The exercise —
Can you transcribe every record below exactly as it appears?

Material provided —
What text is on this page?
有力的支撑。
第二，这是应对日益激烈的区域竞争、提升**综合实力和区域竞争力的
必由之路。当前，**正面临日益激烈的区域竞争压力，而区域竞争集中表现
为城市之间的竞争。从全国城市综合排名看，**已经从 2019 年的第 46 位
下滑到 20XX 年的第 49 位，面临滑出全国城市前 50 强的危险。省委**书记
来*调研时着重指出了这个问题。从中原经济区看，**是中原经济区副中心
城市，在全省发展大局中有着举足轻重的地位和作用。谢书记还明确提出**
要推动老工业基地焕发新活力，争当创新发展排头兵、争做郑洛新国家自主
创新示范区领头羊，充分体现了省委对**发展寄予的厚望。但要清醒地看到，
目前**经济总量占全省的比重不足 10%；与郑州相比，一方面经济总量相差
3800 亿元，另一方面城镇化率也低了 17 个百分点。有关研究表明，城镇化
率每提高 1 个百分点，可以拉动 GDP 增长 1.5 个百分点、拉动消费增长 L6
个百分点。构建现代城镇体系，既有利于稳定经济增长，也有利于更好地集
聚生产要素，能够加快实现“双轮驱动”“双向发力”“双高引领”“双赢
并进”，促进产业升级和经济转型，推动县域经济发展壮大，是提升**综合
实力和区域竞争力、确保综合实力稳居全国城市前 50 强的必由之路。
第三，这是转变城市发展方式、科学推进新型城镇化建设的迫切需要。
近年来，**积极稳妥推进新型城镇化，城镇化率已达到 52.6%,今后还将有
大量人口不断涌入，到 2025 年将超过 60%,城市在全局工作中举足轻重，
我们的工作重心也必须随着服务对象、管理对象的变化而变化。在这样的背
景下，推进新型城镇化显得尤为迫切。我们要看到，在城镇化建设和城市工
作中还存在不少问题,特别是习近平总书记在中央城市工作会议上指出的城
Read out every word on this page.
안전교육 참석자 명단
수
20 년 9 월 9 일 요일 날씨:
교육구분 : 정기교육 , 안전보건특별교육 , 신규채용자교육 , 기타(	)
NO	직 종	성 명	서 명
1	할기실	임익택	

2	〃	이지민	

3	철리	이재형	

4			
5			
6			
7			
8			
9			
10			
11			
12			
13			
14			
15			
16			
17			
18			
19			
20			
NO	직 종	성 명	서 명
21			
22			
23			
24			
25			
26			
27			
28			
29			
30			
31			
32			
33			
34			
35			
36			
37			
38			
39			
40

Response to this task —
What text is on this page?
有力的支撑。
第二，这是应对日益激烈的区域竞争、提升**综合实力和区域竞争力的
必由之路。当前，**正面临日益激烈的区域竞争压力，而区域竞争集中表现
为城市之间的竞争。从全国城市综合排名看，**已经从 2019 年的第 46 位
下滑到 20XX 年的第 49 位，面临滑出全国城市前 50 强的危险。省委**书记
来*调研时着重指出了这个问题。从中原经济区看，**是中原经济区副中心
城市，在全省发展大局中有着举足轻重的地位和作用。谢书记还明确提出**
要推动老工业基地焕发新活力，争当创新发展排头兵、争做郑洛新国家自主
创新示范区领头羊，充分体现了省委对**发展寄予的厚望。但要清醒地看到，
目前**经济总量占全省的比重不足 10%；与郑州相比，一方面经济总量相差
3800 亿元，另一方面城镇化率也低了 17 个百分点。有关研究表明，城镇化
率每提高 1 个百分点，可以拉动 GDP 增长 1.5 个百分点、拉动消费增长 L6
个百分点。构建现代城镇体系，既有利于稳定经济增长，也有利于更好地集
聚生产要素，能够加快实现“双轮驱动”“双向发力”“双高引领”“双赢
并进”，促进产业升级和经济转型，推动县域经济发展壮大，是提升**综合
实力和区域竞争力、确保综合实力稳居全国城市前 50 强的必由之路。
第三，这是转变城市发展方式、科学推进新型城镇化建设的迫切需要。
近年来，**积极稳妥推进新型城镇化，城镇化率已达到 52.6%,今后还将有
大量人口不断涌入，到 2025 年将超过 60%,城市在全局工作中举足轻重，
我们的工作重心也必须随着服务对象、管理对象的变化而变化。在这样的背
景下，推进新型城镇化显得尤为迫切。我们要看到，在城镇化建设和城市工
作中还存在不少问题,特别是习近平总书记在中央城市工作会议上指出的城
Read out every word on this page.
안전교육 참석자 명단
수
20 년 9 월 9 일 요일 날씨:
교육구분 : 정기교육 , 안전보건특별교육 , 신규채용자교육 , 기타(	)
NO	직 종	성 명	서 명
1	할기실	임익택	

2	〃	이지민	

3	철리	이재형	

4			
5			
6			
7			
8			
9			
10			
11			
12			
13			
14			
15			
16			
17			
18			
19			
20			
NO	직 종	성 명	서 명
21			
22			
23			
24			
25			
26			
27			
28			
29			
30			
31			
32			
33			
34			
35			
36			
37			
38			
39			
40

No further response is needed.